• TO BE DONE:
Reproduce each line from the records that holds "Наталя".
• • •
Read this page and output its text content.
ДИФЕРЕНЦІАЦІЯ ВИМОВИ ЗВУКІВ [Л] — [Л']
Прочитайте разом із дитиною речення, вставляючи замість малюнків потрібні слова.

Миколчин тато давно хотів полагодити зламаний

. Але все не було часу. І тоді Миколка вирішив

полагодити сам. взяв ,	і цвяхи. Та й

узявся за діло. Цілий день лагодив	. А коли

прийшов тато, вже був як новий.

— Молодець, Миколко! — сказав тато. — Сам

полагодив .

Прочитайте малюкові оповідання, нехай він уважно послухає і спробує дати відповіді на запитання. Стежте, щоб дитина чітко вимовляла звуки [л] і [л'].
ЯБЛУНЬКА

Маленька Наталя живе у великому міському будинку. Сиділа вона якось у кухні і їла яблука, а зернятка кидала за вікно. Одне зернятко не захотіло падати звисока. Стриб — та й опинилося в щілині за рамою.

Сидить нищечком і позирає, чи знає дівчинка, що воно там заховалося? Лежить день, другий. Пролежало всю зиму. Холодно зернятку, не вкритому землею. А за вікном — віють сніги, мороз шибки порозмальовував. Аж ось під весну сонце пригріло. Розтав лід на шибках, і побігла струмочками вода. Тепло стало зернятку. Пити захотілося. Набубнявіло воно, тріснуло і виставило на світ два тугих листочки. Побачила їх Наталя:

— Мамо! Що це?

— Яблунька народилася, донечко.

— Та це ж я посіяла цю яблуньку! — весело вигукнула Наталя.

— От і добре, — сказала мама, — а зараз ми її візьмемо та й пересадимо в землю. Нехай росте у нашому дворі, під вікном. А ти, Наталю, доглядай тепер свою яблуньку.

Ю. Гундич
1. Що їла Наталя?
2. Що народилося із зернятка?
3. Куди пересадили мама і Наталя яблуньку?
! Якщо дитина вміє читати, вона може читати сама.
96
• • •
• TASK SOLUTION:
Маленька Наталя живе у великому міському будинку. Сиділа вона якось у кухні і їла яблука, а зернятка кидала за вікно. Одне зернятко не захотіло падати звисока. Стриб — та й опинилося в щілині за рамою.
Сидить нищечком і позирає, чи знає дівчинка, що воно там заховалося? Лежить день, другий. Пролежало всю зиму. Холодно зернятку, не вкритому землею. А за вікном — віють сніги, мороз шибки порозмальовував. Аж ось під весну сонце пригріло. Розтав лід на шибках, і побігла струмочками вода. Тепло стало зернятку. Пити захотілося. Набубнявіло воно, тріснуло і виставило на світ два тугих листочки. Побачила їх Наталя:
— Та це ж я посіяла цю яблуньку! — весело вигукнула Наталя.
1. Що їла Наталя?
3. Куди пересадили мама і Наталя яблуньку?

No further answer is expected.